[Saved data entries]
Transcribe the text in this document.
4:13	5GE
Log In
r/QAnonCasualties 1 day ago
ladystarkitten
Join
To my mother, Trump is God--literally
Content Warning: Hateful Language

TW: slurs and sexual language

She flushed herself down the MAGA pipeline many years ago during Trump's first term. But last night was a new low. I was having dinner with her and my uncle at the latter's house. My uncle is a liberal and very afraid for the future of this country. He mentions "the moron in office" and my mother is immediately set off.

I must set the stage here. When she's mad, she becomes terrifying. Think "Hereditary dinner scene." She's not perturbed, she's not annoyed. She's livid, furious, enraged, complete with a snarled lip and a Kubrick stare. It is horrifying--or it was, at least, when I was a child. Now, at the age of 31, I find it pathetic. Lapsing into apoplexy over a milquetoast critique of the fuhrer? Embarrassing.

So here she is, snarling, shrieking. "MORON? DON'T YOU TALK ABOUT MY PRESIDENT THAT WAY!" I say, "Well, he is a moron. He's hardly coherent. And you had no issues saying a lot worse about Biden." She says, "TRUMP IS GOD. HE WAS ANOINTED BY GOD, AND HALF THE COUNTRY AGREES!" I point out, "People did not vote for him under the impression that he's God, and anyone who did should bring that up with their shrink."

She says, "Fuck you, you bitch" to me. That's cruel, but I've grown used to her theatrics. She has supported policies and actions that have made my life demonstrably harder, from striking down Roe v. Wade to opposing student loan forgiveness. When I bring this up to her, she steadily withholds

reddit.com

» **Aim**: From the data above, copy each line that holds "bring".

» **Result of this exercise**:
So here she is, snarling, shrieking. "MORON? DON'T YOU TALK ABOUT MY PRESIDENT THAT WAY!" I say, "Well, he is a moron. He's hardly coherent. And you had no issues saying a lot worse about Biden." She says, "TRUMP IS GOD. HE WAS ANOINTED BY GOD, AND HALF THE COUNTRY AGREES!" I point out, "People did not vote for him under the impression that he's God, and anyone who did should bring that up with their shrink."
She says, "Fuck you, you bitch" to me. That's cruel, but I've grown used to her theatrics. She has supported policies and actions that have made my life demonstrably harder, from striking down Roe v. Wade to opposing student loan forgiveness. When I bring this up to her, she steadily withholds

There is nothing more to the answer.